## Direction
Identify all lines of the data containing the string "this" and copy them.

Items from a dataset:
— begin —
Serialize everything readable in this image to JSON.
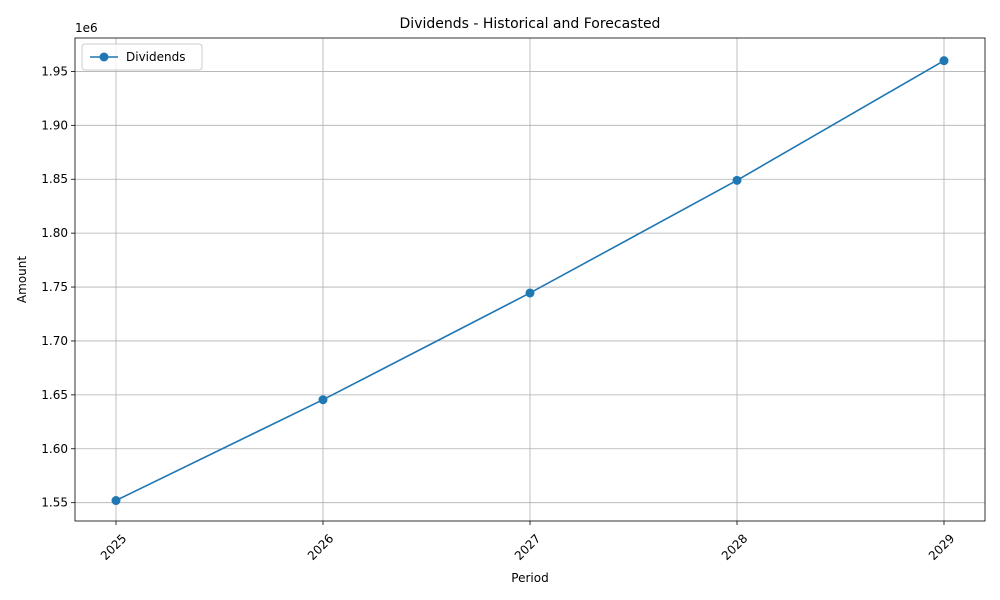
{
  "chart_data": {
    "type": "line",
    "title": "Dividends - Historical and Forecasted",
    "xlabel": "Period",
    "ylabel": "Amount",
    "y_offset_label": "1e6",
    "x": [
      "2025",
      "2026",
      "2027",
      "2028",
      "2029"
    ],
    "series": [
      {
        "name": "Dividends",
        "values": [
          1552000,
          1645500,
          1744500,
          1849000,
          1960000
        ],
        "color": "#1f77b4"
      }
    ],
    "ylim": [
      1533000,
      1981000
    ],
    "yticks": [
      1550000,
      1600000,
      1650000,
      1700000,
      1750000,
      1800000,
      1850000,
      1900000,
      1950000
    ],
    "ytick_labels": [
      "1.55",
      "1.60",
      "1.65",
      "1.70",
      "1.75",
      "1.80",
      "1.85",
      "1.90",
      "1.95"
    ],
    "grid": true,
    "legend_position": "top-left",
    "x_tick_rotation_deg": 45
  }
}
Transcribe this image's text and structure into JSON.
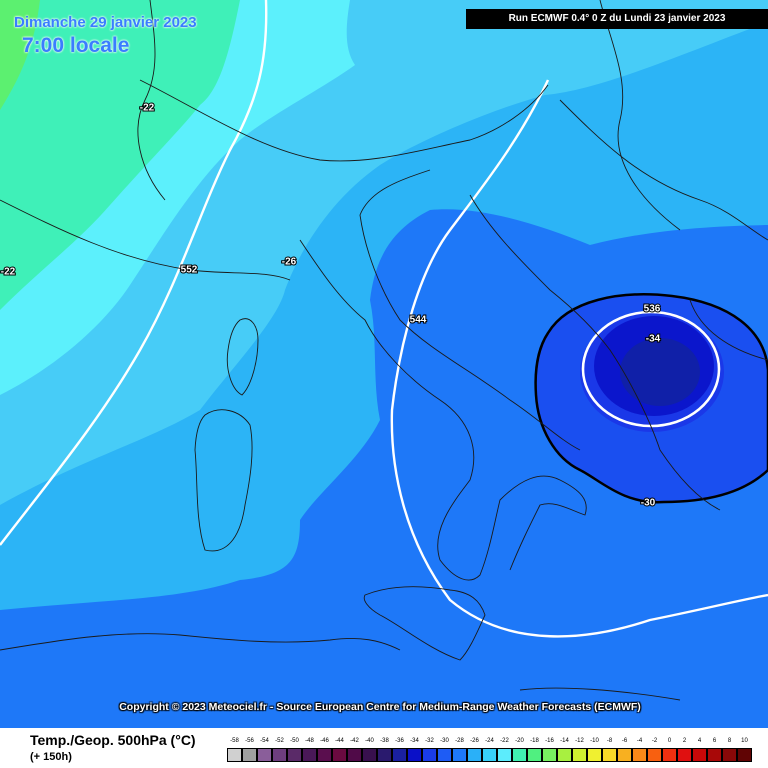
{
  "header": {
    "date": "Dimanche 29 janvier 2023",
    "local_time": "7:00 locale",
    "run_info": "Run ECMWF 0.4° 0 Z du Lundi 23 janvier 2023"
  },
  "copyright": "Copyright © 2023 Meteociel.fr - Source European Centre for Medium-Range Weather Forecasts (ECMWF)",
  "legend": {
    "title": "Temp./Geop. 500hPa (°C)",
    "forecast_hour": "(+ 150h)",
    "steps": [
      {
        "value": "-58",
        "color": "#d0d0d0"
      },
      {
        "value": "-56",
        "color": "#a0a0a0"
      },
      {
        "value": "-54",
        "color": "#8a5e9a"
      },
      {
        "value": "-52",
        "color": "#6e3e7e"
      },
      {
        "value": "-50",
        "color": "#5a2a68"
      },
      {
        "value": "-48",
        "color": "#4a1858"
      },
      {
        "value": "-46",
        "color": "#5a0e4e"
      },
      {
        "value": "-44",
        "color": "#6a0a40"
      },
      {
        "value": "-42",
        "color": "#500a48"
      },
      {
        "value": "-40",
        "color": "#38104e"
      },
      {
        "value": "-38",
        "color": "#2a1a6e"
      },
      {
        "value": "-36",
        "color": "#1a20a0"
      },
      {
        "value": "-34",
        "color": "#0a10c8"
      },
      {
        "value": "-32",
        "color": "#1a3ce8"
      },
      {
        "value": "-30",
        "color": "#1e5cf5"
      },
      {
        "value": "-28",
        "color": "#1e78f8"
      },
      {
        "value": "-26",
        "color": "#2ab0f8"
      },
      {
        "value": "-24",
        "color": "#38d0f8"
      },
      {
        "value": "-22",
        "color": "#5cecfc"
      },
      {
        "value": "-20",
        "color": "#40f0b0"
      },
      {
        "value": "-18",
        "color": "#50f080"
      },
      {
        "value": "-16",
        "color": "#78f060"
      },
      {
        "value": "-14",
        "color": "#a8f040"
      },
      {
        "value": "-12",
        "color": "#d0f030"
      },
      {
        "value": "-10",
        "color": "#f0f030"
      },
      {
        "value": "-8",
        "color": "#f8d828"
      },
      {
        "value": "-6",
        "color": "#f8b020"
      },
      {
        "value": "-4",
        "color": "#f88818"
      },
      {
        "value": "-2",
        "color": "#f86010"
      },
      {
        "value": "0",
        "color": "#f03010"
      },
      {
        "value": "2",
        "color": "#e01010"
      },
      {
        "value": "4",
        "color": "#c80808"
      },
      {
        "value": "6",
        "color": "#a80808"
      },
      {
        "value": "8",
        "color": "#880808"
      },
      {
        "value": "10",
        "color": "#600404"
      }
    ]
  },
  "map": {
    "temperature_labels": [
      "-22",
      "-22",
      "-26",
      "-34",
      "-30"
    ],
    "geopotential_labels": [
      "552",
      "544",
      "536"
    ]
  }
}
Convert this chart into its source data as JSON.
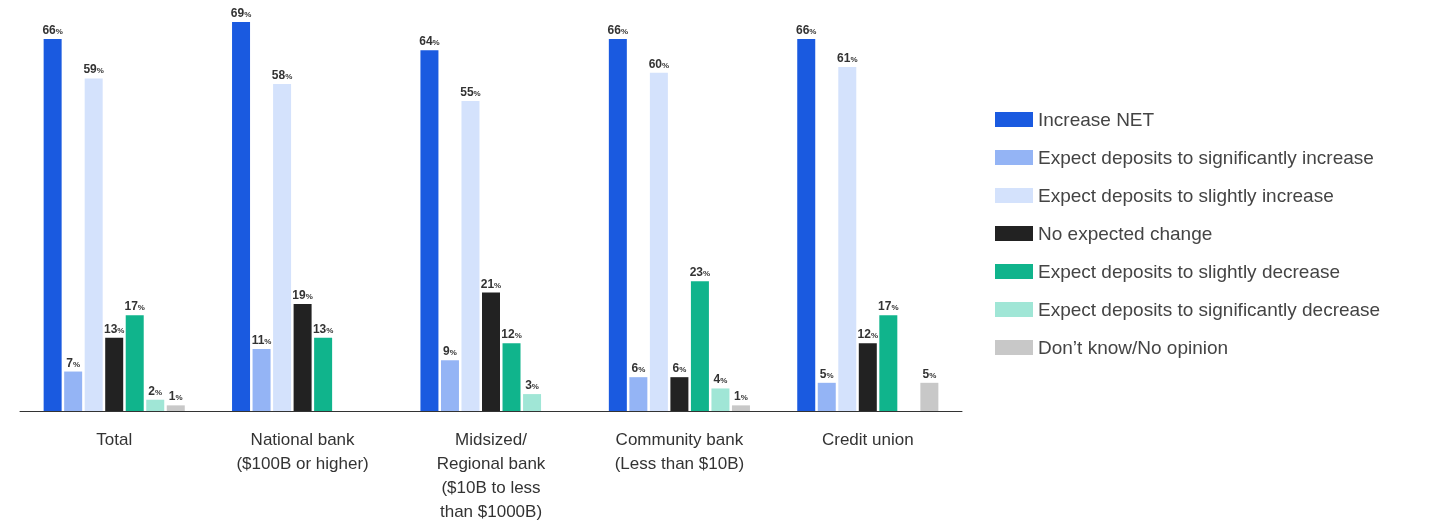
— end —
## Written reply
Serialize everything readable in this image to JSON.
Transcribe this image's text and structure into JSON.
Convert this chart into its source data as JSON.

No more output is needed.